Do this —
Copy every line that mentions the word "kuin".

Stored records —
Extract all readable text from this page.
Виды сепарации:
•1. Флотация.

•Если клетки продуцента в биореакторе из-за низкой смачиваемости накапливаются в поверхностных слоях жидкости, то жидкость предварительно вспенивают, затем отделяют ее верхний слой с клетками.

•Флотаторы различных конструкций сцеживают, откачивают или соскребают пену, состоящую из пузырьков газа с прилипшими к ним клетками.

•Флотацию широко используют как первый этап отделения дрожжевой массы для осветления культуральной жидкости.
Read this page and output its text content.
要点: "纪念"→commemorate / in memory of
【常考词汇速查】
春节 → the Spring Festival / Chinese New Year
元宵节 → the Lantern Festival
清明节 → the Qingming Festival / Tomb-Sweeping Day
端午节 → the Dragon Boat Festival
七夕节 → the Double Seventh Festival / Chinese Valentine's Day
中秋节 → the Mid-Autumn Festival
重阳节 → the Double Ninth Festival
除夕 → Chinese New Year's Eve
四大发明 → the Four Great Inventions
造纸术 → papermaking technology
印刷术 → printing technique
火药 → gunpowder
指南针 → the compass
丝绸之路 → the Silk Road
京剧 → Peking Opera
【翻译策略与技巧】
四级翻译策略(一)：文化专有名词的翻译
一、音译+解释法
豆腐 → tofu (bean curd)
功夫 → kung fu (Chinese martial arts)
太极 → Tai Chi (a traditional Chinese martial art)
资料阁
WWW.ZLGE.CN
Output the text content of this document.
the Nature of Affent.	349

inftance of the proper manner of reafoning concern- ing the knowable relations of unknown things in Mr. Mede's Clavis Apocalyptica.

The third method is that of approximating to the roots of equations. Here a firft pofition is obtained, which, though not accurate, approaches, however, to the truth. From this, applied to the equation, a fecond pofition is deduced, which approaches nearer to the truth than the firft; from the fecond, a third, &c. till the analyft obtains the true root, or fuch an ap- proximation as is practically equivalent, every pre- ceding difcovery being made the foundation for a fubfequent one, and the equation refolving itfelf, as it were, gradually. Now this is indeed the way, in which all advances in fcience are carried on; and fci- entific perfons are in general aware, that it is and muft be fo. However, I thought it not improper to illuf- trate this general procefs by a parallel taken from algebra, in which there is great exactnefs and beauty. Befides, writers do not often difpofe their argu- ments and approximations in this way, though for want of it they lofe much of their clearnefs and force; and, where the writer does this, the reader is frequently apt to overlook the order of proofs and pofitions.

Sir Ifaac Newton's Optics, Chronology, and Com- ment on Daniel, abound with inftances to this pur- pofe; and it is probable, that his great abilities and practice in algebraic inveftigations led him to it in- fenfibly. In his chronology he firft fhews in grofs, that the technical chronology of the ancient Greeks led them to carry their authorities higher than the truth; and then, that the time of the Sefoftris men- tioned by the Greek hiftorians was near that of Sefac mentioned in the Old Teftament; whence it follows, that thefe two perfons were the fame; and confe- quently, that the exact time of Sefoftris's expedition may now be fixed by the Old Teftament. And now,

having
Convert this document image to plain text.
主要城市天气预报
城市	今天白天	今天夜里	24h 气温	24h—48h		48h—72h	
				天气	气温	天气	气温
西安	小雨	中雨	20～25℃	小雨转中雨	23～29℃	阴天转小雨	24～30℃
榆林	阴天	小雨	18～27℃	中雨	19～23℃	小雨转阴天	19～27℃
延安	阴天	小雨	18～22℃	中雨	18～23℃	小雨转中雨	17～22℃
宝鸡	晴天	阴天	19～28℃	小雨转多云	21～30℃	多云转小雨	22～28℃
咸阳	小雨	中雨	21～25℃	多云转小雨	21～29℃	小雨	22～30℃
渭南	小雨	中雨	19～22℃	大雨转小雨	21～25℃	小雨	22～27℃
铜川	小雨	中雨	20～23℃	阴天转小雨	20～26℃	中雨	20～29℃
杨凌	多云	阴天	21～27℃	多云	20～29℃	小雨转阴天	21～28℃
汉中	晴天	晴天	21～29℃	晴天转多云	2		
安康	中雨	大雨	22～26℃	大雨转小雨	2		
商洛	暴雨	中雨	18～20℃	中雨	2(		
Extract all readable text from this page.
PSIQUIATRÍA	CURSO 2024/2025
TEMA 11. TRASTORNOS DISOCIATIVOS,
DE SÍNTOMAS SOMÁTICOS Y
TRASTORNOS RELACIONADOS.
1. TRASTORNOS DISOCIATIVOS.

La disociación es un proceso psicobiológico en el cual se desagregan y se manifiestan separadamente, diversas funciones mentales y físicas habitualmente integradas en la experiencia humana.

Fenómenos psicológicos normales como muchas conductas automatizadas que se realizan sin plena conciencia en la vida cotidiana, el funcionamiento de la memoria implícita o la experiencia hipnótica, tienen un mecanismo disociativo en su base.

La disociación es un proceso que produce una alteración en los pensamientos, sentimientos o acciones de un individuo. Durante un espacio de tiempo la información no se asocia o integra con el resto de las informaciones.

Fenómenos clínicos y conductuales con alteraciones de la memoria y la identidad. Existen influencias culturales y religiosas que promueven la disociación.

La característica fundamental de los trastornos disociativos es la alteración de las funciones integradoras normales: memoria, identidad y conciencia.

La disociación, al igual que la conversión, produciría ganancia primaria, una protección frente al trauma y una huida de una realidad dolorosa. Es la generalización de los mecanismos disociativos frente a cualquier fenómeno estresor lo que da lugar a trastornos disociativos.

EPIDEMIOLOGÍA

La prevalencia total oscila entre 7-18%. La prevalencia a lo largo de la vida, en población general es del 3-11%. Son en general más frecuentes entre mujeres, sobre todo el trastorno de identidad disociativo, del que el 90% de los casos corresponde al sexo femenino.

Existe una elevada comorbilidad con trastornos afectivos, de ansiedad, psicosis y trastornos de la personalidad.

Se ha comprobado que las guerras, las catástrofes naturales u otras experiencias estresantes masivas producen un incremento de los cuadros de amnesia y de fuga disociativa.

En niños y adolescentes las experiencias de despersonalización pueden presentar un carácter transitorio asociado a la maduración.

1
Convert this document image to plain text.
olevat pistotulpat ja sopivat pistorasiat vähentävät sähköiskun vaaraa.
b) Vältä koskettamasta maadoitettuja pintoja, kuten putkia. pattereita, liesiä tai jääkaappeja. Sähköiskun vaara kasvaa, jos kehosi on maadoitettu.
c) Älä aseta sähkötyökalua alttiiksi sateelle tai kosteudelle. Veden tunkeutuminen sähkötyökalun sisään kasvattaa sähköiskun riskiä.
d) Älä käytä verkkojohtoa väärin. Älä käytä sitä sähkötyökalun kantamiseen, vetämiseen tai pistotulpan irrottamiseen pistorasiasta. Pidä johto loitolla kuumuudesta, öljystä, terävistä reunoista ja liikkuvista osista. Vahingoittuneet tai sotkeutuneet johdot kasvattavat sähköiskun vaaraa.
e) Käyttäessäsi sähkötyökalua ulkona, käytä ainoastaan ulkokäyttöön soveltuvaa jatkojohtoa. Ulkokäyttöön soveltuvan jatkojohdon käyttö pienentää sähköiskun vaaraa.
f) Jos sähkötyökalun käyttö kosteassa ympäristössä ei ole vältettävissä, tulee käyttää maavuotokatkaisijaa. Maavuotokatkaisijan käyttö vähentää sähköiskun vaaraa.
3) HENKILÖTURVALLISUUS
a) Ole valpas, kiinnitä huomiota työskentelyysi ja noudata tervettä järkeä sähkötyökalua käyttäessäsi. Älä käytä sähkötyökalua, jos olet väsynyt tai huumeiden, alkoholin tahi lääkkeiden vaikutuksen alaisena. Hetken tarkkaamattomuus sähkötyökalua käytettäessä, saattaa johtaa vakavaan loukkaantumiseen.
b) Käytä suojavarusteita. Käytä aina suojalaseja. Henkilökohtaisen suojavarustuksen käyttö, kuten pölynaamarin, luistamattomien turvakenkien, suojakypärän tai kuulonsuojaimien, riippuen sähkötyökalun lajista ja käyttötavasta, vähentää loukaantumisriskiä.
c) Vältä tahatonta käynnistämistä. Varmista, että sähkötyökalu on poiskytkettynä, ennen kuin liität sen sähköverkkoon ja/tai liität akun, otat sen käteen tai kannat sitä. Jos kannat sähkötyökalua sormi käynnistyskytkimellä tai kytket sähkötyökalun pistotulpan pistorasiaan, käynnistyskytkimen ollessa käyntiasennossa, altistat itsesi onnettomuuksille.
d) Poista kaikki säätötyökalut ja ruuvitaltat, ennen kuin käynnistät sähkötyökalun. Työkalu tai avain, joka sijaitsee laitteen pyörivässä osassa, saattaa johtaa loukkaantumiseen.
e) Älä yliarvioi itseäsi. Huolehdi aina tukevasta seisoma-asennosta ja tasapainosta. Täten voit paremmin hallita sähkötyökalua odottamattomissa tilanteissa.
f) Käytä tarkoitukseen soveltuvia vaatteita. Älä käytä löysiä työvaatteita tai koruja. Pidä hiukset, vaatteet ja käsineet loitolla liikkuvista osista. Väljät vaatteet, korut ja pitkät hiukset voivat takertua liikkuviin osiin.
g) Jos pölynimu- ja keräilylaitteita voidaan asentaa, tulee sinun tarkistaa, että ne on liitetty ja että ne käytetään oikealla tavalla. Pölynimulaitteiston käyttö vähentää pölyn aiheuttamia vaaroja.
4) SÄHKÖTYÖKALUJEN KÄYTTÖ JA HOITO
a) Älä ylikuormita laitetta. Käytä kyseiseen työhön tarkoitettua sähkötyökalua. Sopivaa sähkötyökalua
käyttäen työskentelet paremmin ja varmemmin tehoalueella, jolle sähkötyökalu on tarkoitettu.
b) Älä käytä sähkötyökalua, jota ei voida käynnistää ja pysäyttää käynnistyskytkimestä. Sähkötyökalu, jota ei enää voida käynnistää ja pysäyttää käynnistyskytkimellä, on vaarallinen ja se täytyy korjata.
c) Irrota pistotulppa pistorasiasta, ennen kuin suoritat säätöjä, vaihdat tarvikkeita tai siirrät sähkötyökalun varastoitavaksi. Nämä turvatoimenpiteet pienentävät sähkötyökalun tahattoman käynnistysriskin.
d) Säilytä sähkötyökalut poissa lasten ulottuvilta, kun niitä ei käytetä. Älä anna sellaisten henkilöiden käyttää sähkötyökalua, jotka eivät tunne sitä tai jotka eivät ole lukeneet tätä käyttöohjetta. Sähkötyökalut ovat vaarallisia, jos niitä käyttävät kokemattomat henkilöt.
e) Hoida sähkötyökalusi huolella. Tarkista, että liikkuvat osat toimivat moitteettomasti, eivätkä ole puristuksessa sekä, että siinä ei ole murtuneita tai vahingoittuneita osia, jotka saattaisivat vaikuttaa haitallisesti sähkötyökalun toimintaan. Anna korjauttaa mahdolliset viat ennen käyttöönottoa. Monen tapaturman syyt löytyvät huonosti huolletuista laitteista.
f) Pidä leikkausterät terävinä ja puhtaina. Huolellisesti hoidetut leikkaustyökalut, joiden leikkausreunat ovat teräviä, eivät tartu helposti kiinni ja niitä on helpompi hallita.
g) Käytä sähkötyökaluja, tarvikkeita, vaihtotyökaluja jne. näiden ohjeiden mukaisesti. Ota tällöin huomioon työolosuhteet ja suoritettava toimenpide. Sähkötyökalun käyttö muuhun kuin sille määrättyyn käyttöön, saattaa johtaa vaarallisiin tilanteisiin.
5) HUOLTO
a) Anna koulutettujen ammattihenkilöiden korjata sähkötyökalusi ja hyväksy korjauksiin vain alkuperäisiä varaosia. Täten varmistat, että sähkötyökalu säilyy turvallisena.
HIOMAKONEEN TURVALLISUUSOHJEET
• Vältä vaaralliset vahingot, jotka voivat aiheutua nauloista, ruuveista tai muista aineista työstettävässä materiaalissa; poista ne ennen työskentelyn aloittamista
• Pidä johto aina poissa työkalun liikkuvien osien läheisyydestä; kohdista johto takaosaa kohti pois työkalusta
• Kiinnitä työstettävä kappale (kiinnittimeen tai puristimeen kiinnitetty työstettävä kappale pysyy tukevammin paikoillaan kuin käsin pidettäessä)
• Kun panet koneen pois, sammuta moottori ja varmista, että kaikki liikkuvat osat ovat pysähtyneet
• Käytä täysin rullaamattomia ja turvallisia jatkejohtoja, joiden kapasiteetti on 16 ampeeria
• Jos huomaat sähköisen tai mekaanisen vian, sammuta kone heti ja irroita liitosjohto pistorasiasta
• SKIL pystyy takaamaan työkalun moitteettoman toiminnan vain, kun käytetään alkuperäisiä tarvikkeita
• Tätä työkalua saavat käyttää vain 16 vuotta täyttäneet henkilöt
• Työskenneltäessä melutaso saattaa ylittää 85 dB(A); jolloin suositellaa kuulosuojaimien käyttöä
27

The output —
c) Vältä tahatonta käynnistämistä. Varmista, että sähkötyökalu on poiskytkettynä, ennen kuin liität sen sähköverkkoon ja/tai liität akun, otat sen käteen tai kannat sitä. Jos kannat sähkötyökalua sormi käynnistyskytkimellä tai kytket sähkötyökalun pistotulpan pistorasiaan, käynnistyskytkimen ollessa käyntiasennossa, altistat itsesi onnettomuuksille.
d) Poista kaikki säätötyökalut ja ruuvitaltat, ennen kuin käynnistät sähkötyökalun. Työkalu tai avain, joka sijaitsee laitteen pyörivässä osassa, saattaa johtaa loukkaantumiseen.
c) Irrota pistotulppa pistorasiasta, ennen kuin suoritat säätöjä, vaihdat tarvikkeita tai siirrät sähkötyökalun varastoitavaksi. Nämä turvatoimenpiteet pienentävät sähkötyökalun tahattoman käynnistysriskin.
g) Käytä sähkötyökaluja, tarvikkeita, vaihtotyökaluja jne. näiden ohjeiden mukaisesti. Ota tällöin huomioon työolosuhteet ja suoritettava toimenpide. Sähkötyökalun käyttö muuhun kuin sille määrättyyn käyttöön, saattaa johtaa vaarallisiin tilanteisiin.
• Kiinnitä työstettävä kappale (kiinnittimeen tai puristimeen kiinnitetty työstettävä kappale pysyy tukevammin paikoillaan kuin käsin pidettäessä)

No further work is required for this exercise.